=== SET PROBLEM ===
Copy the entries character for character, from the first line through the line containing "heatmap-cell bbox=[94, 147, 98, 150]".

** Begin **

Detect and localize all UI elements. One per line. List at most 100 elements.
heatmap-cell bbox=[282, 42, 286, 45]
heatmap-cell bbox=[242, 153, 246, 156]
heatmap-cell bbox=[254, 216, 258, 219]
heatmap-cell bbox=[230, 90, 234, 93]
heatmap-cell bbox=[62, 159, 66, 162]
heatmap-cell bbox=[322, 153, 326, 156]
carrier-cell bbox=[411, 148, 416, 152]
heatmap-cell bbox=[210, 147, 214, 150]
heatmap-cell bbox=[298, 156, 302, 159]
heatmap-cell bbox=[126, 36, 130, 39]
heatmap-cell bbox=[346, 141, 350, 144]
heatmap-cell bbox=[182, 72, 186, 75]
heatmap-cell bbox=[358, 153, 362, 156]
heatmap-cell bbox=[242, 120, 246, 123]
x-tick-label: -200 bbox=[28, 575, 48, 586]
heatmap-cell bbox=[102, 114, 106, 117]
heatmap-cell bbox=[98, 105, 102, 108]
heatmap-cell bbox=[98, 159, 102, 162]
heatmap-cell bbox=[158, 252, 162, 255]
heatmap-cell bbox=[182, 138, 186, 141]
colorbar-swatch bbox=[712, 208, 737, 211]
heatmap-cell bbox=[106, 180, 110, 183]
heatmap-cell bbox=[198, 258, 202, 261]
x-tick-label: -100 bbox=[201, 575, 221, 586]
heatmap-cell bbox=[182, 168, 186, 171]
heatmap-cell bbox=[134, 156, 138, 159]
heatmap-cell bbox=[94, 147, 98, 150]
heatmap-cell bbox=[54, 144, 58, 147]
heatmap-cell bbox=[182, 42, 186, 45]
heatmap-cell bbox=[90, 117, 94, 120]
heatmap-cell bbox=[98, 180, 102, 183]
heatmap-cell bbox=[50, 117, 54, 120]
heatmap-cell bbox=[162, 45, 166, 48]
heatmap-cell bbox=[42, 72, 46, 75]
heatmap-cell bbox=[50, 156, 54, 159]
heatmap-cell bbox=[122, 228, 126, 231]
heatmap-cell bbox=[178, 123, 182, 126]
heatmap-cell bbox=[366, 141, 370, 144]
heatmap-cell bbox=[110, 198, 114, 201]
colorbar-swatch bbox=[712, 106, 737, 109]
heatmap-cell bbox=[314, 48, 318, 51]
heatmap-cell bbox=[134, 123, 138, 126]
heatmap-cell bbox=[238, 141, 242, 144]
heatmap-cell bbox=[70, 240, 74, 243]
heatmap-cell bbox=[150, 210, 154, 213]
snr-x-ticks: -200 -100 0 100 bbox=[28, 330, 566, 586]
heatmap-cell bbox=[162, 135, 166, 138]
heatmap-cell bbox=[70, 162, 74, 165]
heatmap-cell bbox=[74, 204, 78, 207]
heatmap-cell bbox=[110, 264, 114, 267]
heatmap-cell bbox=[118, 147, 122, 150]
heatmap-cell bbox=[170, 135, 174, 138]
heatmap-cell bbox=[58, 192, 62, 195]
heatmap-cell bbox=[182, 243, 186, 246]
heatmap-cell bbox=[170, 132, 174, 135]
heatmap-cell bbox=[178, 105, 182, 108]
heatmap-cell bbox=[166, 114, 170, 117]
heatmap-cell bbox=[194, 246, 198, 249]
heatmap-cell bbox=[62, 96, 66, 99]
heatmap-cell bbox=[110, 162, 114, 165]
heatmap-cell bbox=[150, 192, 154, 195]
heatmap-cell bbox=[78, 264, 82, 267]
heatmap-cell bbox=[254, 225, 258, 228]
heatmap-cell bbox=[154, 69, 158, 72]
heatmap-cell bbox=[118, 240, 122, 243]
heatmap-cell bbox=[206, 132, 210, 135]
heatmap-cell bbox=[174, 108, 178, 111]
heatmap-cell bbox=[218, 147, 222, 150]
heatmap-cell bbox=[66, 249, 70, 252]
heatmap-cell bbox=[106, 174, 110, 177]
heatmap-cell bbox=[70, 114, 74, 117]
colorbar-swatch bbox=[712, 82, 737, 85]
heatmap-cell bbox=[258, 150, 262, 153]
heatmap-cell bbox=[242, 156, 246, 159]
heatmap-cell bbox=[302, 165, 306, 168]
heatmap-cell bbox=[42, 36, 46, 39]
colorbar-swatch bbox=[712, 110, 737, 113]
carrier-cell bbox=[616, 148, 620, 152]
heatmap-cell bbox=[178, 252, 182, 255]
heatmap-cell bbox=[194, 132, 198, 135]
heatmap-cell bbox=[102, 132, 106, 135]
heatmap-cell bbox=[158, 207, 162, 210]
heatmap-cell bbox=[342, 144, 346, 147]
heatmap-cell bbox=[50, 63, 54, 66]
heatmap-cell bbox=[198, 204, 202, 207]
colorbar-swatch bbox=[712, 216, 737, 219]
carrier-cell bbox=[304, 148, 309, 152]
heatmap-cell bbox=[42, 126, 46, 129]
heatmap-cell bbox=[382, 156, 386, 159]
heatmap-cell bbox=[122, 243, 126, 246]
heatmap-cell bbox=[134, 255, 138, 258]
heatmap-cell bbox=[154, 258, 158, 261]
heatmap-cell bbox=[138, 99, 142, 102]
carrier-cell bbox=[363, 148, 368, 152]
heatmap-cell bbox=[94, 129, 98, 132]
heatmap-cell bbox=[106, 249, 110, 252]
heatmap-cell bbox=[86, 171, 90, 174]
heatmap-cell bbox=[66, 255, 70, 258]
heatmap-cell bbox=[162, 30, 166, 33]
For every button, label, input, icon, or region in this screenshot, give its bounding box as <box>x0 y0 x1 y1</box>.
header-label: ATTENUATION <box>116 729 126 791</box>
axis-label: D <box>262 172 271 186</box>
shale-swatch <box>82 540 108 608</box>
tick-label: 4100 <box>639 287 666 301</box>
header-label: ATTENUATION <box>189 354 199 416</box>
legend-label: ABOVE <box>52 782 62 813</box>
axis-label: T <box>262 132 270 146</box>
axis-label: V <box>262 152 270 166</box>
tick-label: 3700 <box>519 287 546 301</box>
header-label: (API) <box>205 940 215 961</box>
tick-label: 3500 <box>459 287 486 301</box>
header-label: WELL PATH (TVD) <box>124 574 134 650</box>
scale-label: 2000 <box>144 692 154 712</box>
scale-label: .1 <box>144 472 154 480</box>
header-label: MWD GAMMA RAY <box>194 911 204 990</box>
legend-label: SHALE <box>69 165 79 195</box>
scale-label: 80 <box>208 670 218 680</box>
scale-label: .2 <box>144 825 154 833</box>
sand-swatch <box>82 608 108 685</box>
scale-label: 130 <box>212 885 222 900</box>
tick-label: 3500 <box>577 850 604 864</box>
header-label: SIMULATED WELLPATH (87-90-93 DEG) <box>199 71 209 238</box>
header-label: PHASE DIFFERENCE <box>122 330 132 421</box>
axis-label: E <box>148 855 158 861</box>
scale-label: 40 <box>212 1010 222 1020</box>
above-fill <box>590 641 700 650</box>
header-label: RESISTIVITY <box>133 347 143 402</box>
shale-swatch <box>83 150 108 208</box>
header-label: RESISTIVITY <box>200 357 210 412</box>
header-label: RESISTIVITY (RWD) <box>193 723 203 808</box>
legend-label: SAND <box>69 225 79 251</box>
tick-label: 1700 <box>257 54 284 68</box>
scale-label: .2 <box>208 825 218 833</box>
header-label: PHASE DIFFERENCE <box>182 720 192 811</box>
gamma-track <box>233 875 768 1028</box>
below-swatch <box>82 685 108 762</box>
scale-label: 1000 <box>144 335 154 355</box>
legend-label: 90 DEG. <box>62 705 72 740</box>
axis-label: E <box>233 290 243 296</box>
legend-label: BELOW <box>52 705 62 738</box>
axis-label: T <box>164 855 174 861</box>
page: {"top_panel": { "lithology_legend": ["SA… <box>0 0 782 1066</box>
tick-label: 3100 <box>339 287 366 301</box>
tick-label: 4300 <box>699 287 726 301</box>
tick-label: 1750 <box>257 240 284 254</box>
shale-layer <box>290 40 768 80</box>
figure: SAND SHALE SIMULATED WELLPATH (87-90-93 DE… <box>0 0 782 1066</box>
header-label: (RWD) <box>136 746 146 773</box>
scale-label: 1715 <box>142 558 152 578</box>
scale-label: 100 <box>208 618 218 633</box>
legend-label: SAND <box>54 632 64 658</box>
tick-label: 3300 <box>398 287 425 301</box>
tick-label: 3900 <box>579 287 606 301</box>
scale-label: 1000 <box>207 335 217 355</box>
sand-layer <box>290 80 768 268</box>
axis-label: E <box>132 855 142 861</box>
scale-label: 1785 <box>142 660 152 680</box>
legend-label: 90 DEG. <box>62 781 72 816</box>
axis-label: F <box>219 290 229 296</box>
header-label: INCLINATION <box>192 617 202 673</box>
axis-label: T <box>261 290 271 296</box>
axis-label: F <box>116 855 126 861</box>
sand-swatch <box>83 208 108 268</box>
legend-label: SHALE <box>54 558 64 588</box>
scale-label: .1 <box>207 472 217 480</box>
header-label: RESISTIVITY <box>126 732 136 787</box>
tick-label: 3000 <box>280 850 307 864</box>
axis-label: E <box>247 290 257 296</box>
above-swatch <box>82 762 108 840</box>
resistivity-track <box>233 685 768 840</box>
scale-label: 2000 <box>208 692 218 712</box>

** End **

=== EXPECTED ANSWER ===
Detect and localize all UI elements. One per line. List at most 100 elements.
heatmap-cell bbox=[282, 42, 286, 45]
heatmap-cell bbox=[242, 153, 246, 156]
heatmap-cell bbox=[254, 216, 258, 219]
heatmap-cell bbox=[230, 90, 234, 93]
heatmap-cell bbox=[62, 159, 66, 162]
heatmap-cell bbox=[322, 153, 326, 156]
carrier-cell bbox=[411, 148, 416, 152]
heatmap-cell bbox=[210, 147, 214, 150]
heatmap-cell bbox=[298, 156, 302, 159]
heatmap-cell bbox=[126, 36, 130, 39]
heatmap-cell bbox=[346, 141, 350, 144]
heatmap-cell bbox=[182, 72, 186, 75]
heatmap-cell bbox=[358, 153, 362, 156]
heatmap-cell bbox=[242, 120, 246, 123]
x-tick-label: -200 bbox=[28, 575, 48, 586]
heatmap-cell bbox=[102, 114, 106, 117]
heatmap-cell bbox=[98, 105, 102, 108]
heatmap-cell bbox=[98, 159, 102, 162]
heatmap-cell bbox=[158, 252, 162, 255]
heatmap-cell bbox=[182, 138, 186, 141]
colorbar-swatch bbox=[712, 208, 737, 211]
heatmap-cell bbox=[106, 180, 110, 183]
heatmap-cell bbox=[198, 258, 202, 261]
x-tick-label: -100 bbox=[201, 575, 221, 586]
heatmap-cell bbox=[182, 168, 186, 171]
heatmap-cell bbox=[134, 156, 138, 159]
heatmap-cell bbox=[94, 147, 98, 150]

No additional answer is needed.